10 Reasons To Take Your Family Camping This Year

Family camp at Petruth Paddocks

Those that have taken their family camping before could no doubt think of at least 100 reasons to go again but others might not be so sure of the benefits: Is it worth ditching your usual home comforts? Won’t it be dirty? What if the weather’s rubbish? Won’t the kids be bored?

The thing is, family camping has come on a long way in the last few years. All of the above concerns are now easily dealt with at camp and glampsites that have excellent facilities ranging from washing, kitchen, entertainment, organised activities – really you can find whatever you want. But what is it about outdoors living that is so beneficial compared to just going to a hotel?

1. Fun

When you’re on the conveyor belt of life, you can forget what having fun as a family is all about. Well, camping provides the perfect chance to offload the weight of responsibility and get silly. From singing tunefully (or tunelessly, who cares?) round the fire to riding your 5 year old’s bike (and getting chased by him) or shamelessly beating young children at Uno, there are endless options. Campers are notoriously friendly people and kids will make friends as will you. Who knows when an impromptu game of rounders or football might break out? Or when the kites will come out?  You will find that the further into your holiday you get, the more you relax and regress until everyone appears to have the mental age of 9.

Campsite with lots of fun facilities: Stowford Farm Meadows, North Devon

2. Freedom

Freedom when camping comes in many guises:

For children, it is the freedom from the usual constraints of four walls – they can roam, run about, be by themselves or make ten new friends, discover wildlife, sing, dance, ride their bikes, basically whatever they want!

Freedom from routine. When on “camping time” you just do what you want when you want. There is no alarm to obey, no work to get to so just do whatever you feel like on that day. If you want to stay at camp, do it. If you want a day out, go. If you’re hungry, eat. Just don’t look at your watch, you don’t need that.

_Given information_:
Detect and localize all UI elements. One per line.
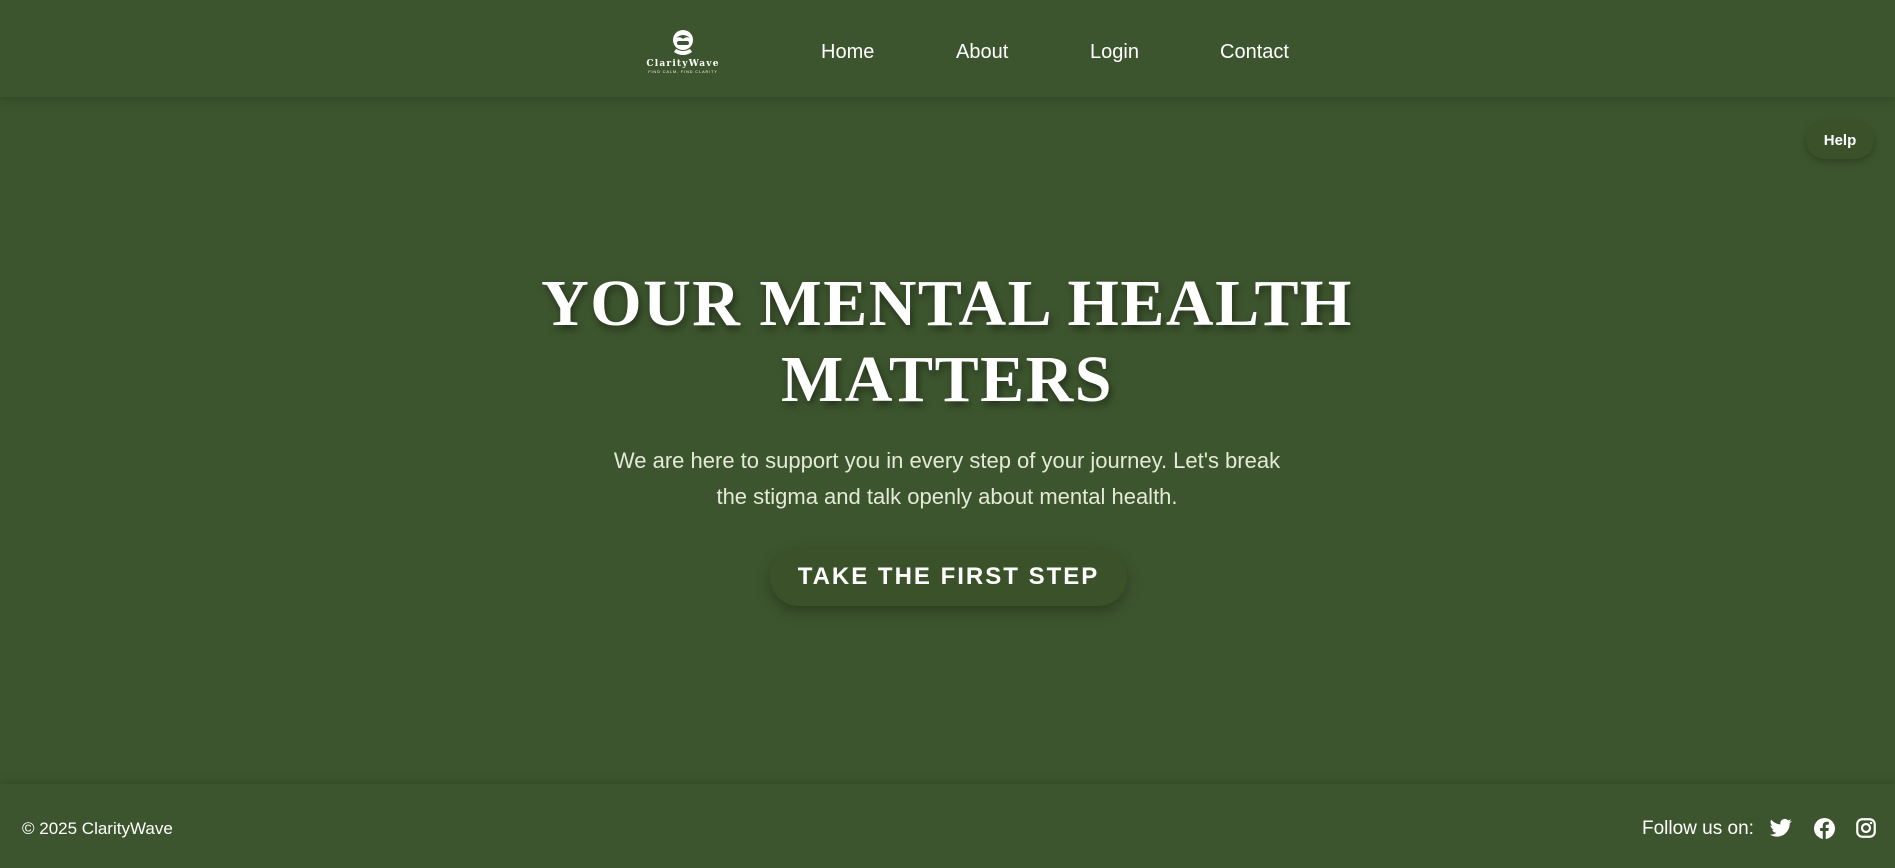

_Set problem 1_:
Using the family camping article, decide whether each statement agrees with it: (a) Campers are described as notoriously unfriendly. (b) Camping frees children from the usual constraints of four walls. (c) On camping time there is still an alarm to obey. For each, answer yes or no and quote the deciding words.
_Set problem 2_:
Resume the family camping article after its final sentence.

_Final answer 1_:
(a) No: "Campers are notoriously friendly people"
(b) Yes: "For children, it is the freedom from the usual constraints of four walls"
(c) No: "There is no alarm to obey"

_Final answer 2_:
Freedom from electronic devices. These things are a blessing and a curse. I don’t doubt their usefulness in terms of researching, developing skills, etc. But is it just me that feels that whilst they are great for keeping connected generally, they also “disconnect” you from loved ones? Give a 3-year-old an iPad and you’ve lost them to Peppa Pig; give a 10-year-old an XBox and you’ve lost them to Fortnite; give a teenager a phone and you’ve just plain lost them. The good news is that camping allows you to find them again. You can have actual conversations with your teenager, play real games with your 10-year-old and make up stories with your 3-year-old. Your children are free to be children and you can make some wonderful memories as a family.

Campsite that values freedom: Petruth Paddocks, Somerset

3. Food and drink

Now, when taking your family camping it really doesn’t matter if you aspire to a gourmet banquet or a couple of sausages in a bap. I have a friend with a full-on converted trailer/kitchen who cooks up gigantic pots of loveliness for 20 guests and another who only takes pot noodles. It really is up to you. As far as the kids go, every meal is a picnic so you’re winning from the get-go. There’s just something so lovely about eating your meals outside. And the smells that come from a barbecue – bacon sizzling anyone? A lovely treat late at night is hot chocolate and toasted marshmallows around the fire. My main aim with this is to lull the kids into sleepiness so we can chuck them into bed and crack open the wine…works a treat!

Campsite with Farm shop and café: Haw Wood Farm, Suffolk

4. Weather

When the sun is shining, there is nothing better than camping! We had a glorious summer last year and wow, did we love our trips! The children had a feral old time, we did everything outside and everyone was happy.

Then the rain came.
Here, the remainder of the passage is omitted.